-- Activities --
• a. In the Aleksei Shlyapkin article below, shorten the paragraph that begins "He made his Russian Football National League debut" and keep its main facts.
• b. Reproduce word for word the part of the Aleksei Shlyapkin article below starting with "- 2010–2012: FC" and going on through "Ulyanovsk / 23 / (0)".

-- Document segment --
---+---

Aleksei Shlyapkin

Personal information
- Full name: Aleksei Viktorovich Shlyapkin
- Date of birth: 17 August 1987 (age 37)
- Place of birth: Almetyevsk, Tatarstan, Russian SFSR
- Height: 1.71 m (5 ft 7+1⁄2 in)
- Position(s): Defender/Midfielder

Senior career*
- Years: Team / Apps / (Gls)
- 2004–2008: FC Alnas Almetyevsk / 87 / (8)
- 2009: FC Baltika Kaliningrad / 12 / (1)
- 2010–2012: FC KAMAZ Naberezhnye Chelny / 61 / (2)
- 2012–2013: FC Gazovik Orenburg / 24 / (1)
- 2014–2017: FC Tyumen / 120 / (2)
- 2018: FC Syzran-2003 / 8 / (0)
- 2018–2019: FC Volga Ulyanovsk / 23 / (0)
- 2019–2020: FC Lada Dimitrovgrad / 17 / (1)

= Aleksei Shlyapkin =

Russian footballer

Aleksei Viktorovich Shlyapkin (Алексей Викторович Шляпкин; born 17 August 1987) is a Russian former professional football player.

==Club career==
He made his Russian Football National League debut for FC Baltika Kaliningrad on 28 March 2009 in a game against FC Chernomorets Novorossiysk.

---+---

[Records from a data collection]
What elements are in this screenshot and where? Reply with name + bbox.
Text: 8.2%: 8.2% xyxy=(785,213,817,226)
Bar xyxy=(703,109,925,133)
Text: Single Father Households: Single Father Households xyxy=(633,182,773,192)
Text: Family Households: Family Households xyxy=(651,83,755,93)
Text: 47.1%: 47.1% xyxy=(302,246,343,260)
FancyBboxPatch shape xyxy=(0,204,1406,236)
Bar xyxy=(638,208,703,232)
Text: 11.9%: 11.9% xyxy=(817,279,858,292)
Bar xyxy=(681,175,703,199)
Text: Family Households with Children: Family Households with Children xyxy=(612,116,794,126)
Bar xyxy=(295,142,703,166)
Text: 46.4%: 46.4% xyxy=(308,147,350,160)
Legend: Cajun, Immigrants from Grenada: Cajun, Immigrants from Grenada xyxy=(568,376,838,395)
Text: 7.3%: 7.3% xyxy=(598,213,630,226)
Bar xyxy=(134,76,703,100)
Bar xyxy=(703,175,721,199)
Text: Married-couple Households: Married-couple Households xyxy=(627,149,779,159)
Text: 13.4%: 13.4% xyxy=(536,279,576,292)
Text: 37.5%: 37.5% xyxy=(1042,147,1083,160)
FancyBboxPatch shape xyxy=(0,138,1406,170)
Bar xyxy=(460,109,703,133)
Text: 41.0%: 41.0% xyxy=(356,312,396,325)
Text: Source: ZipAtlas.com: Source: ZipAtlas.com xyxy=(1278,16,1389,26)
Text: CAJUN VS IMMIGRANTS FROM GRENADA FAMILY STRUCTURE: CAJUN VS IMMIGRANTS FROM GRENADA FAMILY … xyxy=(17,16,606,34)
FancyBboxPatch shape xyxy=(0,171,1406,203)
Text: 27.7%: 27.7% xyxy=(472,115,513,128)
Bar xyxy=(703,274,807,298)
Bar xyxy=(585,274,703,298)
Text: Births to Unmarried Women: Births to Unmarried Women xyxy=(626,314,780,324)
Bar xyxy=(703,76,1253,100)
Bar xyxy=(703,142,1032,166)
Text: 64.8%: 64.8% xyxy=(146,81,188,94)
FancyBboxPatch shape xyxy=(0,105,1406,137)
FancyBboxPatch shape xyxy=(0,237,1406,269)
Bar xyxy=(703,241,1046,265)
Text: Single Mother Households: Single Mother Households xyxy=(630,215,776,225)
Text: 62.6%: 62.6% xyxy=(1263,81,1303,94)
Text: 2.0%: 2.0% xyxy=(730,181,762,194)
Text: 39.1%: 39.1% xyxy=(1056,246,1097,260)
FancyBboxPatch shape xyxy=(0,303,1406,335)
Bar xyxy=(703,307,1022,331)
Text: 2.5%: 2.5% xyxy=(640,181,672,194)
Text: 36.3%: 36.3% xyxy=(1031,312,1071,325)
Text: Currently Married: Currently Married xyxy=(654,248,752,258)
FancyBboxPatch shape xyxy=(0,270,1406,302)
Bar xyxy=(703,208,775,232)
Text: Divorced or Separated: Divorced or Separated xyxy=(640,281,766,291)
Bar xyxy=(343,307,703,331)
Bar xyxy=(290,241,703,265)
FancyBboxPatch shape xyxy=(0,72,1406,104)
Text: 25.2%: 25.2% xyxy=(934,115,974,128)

---+---

-- Answers to the exercise --
• a. Shlyapkin debuted in the Russian Football National League for FC Baltika Kaliningrad on 28 March 2009, against FC Chernomorets Novorossiysk.

• b.
- 2010–2012: FC KAMAZ Naberezhnye Chelny / 61 / (2)
- 2012–2013: FC Gazovik Orenburg / 24 / (1)
- 2014–2017: FC Tyumen / 120 / (2)
- 2018: FC Syzran-2003 / 8 / (0)
- 2018–2019: FC Volga Ulyanovsk / 23 / (0)